Stated exercise: Only a number is expected: how many lines in the data below contain the word "mean".

Extracted information:
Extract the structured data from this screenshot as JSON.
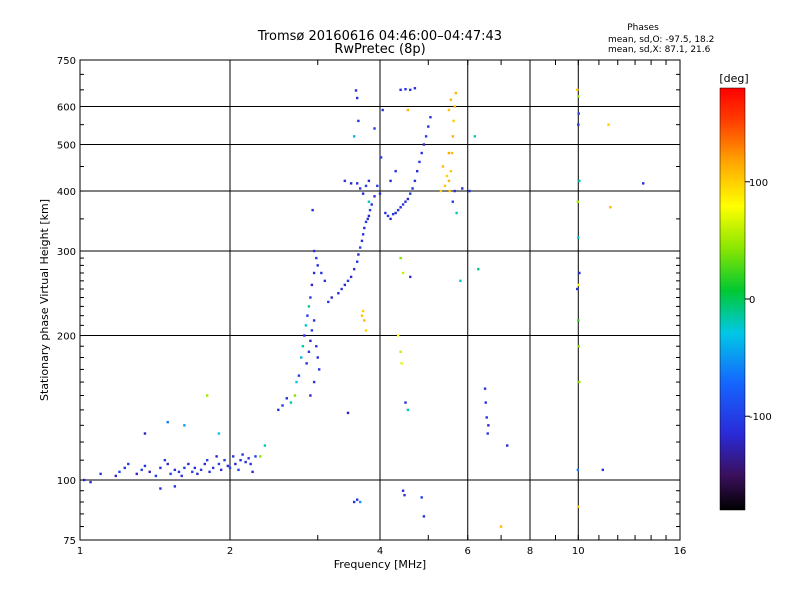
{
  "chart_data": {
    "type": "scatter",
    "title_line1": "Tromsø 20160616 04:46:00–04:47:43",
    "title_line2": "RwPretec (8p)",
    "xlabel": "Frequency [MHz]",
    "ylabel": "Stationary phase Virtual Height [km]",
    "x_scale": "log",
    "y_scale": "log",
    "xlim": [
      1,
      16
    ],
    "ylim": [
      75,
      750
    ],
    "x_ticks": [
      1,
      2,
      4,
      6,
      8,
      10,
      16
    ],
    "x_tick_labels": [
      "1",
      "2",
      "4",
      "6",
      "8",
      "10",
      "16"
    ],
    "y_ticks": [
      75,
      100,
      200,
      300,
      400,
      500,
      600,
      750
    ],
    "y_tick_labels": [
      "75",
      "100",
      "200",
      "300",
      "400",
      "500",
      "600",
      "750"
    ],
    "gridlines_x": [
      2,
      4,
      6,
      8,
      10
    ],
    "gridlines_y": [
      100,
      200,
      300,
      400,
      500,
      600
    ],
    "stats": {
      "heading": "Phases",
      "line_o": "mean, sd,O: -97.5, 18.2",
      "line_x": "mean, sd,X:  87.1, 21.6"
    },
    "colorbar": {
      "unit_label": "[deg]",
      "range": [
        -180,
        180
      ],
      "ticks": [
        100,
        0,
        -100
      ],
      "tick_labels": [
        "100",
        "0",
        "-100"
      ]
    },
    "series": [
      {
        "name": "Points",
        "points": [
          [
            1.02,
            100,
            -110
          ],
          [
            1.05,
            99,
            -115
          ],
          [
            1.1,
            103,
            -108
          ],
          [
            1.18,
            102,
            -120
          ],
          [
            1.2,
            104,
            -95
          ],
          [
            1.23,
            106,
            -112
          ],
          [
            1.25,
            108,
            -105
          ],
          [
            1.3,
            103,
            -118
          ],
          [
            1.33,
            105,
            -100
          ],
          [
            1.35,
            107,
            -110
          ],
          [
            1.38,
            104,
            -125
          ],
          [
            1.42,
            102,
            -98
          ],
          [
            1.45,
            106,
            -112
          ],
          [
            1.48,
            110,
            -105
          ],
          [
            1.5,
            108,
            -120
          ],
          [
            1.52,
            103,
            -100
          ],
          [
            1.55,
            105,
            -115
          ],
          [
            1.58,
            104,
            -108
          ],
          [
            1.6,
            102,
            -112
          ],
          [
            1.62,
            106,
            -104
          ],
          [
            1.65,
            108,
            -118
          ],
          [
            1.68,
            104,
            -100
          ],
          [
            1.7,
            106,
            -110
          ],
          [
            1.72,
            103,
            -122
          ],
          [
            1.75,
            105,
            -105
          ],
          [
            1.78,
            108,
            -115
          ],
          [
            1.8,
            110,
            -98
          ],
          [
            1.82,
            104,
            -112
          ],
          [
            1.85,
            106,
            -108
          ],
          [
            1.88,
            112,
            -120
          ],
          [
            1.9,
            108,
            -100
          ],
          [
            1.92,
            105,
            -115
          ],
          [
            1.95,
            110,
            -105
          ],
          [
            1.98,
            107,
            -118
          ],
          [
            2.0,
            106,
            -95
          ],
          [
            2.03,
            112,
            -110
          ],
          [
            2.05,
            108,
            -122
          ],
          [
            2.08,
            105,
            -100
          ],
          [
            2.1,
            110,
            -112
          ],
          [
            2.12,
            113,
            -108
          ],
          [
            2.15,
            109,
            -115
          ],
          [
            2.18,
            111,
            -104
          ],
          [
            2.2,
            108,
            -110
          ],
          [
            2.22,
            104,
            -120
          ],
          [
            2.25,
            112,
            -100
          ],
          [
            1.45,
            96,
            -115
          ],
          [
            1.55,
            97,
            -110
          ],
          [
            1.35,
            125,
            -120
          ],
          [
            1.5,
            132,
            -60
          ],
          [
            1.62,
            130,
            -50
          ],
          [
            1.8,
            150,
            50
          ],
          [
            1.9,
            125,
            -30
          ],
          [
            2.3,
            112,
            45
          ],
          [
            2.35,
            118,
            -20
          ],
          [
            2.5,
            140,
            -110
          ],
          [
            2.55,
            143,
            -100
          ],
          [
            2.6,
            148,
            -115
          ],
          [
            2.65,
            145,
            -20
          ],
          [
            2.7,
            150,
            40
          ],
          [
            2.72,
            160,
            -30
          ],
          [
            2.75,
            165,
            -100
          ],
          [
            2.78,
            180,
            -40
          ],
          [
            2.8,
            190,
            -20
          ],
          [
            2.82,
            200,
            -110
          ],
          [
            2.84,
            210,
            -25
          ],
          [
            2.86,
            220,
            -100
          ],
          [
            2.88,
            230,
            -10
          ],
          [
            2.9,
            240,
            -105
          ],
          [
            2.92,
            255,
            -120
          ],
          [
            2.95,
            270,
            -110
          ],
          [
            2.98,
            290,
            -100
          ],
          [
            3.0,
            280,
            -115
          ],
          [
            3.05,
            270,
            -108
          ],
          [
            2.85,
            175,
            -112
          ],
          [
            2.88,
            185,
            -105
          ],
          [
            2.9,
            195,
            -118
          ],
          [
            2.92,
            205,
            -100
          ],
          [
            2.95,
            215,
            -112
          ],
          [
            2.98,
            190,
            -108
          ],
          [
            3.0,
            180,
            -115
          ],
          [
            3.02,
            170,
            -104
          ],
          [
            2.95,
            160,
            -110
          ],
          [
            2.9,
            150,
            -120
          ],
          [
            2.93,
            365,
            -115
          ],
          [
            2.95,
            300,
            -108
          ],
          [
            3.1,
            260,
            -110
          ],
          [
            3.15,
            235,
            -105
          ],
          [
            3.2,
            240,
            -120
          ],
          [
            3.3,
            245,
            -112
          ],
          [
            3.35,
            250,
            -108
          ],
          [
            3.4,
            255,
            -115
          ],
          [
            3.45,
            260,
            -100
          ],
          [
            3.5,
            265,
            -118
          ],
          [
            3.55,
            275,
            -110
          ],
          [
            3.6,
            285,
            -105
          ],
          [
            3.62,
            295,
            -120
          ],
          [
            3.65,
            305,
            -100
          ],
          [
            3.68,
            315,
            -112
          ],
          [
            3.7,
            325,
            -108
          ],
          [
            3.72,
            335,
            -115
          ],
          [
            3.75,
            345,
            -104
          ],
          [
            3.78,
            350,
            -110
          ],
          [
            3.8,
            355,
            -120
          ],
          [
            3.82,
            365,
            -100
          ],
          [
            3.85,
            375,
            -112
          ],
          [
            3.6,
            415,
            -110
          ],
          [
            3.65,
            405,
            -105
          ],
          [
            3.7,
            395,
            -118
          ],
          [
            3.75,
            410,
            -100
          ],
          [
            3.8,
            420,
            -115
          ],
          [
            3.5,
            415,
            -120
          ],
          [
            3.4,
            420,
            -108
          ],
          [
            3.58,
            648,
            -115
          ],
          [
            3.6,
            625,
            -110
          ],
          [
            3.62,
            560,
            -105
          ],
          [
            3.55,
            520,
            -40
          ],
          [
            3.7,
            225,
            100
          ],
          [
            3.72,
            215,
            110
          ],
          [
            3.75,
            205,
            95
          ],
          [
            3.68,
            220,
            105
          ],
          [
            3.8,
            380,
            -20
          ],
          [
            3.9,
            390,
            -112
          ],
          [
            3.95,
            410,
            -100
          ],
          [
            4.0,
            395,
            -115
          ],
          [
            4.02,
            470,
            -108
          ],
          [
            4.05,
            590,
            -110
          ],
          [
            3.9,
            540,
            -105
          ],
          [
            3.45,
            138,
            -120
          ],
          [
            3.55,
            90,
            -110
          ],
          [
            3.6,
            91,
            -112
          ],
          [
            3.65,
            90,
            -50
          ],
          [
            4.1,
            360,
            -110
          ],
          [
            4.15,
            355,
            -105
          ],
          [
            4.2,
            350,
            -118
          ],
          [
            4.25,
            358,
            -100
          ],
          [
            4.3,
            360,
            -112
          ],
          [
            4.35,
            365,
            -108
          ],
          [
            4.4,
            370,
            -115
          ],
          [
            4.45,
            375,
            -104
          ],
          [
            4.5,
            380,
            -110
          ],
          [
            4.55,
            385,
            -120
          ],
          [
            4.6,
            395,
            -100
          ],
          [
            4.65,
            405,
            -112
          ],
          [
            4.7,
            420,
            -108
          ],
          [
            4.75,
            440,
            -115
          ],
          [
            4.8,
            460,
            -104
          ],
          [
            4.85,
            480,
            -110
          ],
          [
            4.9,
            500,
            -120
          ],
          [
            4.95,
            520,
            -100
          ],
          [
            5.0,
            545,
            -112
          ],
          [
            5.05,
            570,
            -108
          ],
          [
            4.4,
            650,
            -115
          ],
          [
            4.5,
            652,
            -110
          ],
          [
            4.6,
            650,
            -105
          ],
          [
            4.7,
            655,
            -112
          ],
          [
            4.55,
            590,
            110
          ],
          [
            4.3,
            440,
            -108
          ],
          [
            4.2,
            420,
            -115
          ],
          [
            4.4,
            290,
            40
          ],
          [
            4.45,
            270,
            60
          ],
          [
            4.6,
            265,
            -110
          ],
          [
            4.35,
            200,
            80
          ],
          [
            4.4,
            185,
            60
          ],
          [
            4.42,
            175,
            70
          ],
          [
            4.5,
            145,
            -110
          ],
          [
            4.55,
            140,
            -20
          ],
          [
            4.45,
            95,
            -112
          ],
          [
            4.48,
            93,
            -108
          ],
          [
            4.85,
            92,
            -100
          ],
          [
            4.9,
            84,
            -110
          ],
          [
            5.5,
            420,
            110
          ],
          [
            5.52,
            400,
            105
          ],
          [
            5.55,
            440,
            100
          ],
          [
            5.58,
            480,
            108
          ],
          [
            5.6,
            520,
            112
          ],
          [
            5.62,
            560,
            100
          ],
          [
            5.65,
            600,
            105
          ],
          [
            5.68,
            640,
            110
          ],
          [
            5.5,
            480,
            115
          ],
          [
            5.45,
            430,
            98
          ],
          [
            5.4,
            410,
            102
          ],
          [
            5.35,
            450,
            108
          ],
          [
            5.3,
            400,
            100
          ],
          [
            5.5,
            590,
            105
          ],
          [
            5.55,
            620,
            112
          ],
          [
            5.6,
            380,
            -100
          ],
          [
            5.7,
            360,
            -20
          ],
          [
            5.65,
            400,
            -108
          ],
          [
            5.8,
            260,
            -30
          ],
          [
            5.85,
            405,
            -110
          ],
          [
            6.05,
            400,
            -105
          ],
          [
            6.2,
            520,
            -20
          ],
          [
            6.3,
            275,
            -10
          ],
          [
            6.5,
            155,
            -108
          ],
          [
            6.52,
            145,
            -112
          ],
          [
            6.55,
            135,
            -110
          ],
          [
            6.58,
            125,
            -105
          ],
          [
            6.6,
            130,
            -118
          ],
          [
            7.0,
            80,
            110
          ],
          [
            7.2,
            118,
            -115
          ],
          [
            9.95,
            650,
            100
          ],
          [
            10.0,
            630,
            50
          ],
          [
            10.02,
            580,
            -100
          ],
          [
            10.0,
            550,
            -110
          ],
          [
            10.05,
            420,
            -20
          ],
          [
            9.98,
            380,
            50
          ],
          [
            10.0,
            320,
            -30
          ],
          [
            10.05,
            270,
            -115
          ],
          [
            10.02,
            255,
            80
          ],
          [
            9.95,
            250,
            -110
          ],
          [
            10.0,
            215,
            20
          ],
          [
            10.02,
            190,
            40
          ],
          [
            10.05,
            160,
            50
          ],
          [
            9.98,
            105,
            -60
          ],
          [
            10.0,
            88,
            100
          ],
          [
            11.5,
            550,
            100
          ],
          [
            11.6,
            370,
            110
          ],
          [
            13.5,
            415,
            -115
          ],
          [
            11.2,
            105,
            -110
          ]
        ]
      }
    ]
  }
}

Result of the exercise: 2